#### [Entries with figure data]

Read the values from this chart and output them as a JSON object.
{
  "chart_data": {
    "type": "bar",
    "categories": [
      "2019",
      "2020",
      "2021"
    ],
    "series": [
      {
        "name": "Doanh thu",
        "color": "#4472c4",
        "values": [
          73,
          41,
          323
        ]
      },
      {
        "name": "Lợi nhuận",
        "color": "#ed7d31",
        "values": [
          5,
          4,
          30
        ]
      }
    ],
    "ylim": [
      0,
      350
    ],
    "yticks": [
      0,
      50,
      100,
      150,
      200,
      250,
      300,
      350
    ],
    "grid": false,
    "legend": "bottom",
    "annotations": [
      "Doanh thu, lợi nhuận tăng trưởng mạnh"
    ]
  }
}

#### [Required task]
Give a word-for-word copy of the records.

#### [Output for this task]
Read the values from this chart and output them as a JSON object.
{
  "chart_data": {
    "type": "bar",
    "categories": [
      "2019",
      "2020",
      "2021"
    ],
    "series": [
      {
        "name": "Doanh thu",
        "color": "#4472c4",
        "values": [
          73,
          41,
          323
        ]
      },
      {
        "name": "Lợi nhuận",
        "color": "#ed7d31",
        "values": [
          5,
          4,
          30
        ]
      }
    ],
    "ylim": [
      0,
      350
    ],
    "yticks": [
      0,
      50,
      100,
      150,
      200,
      250,
      300,
      350
    ],
    "grid": false,
    "legend": "bottom",
    "annotations": [
      "Doanh thu, lợi nhuận tăng trưởng mạnh"
    ]
  }
}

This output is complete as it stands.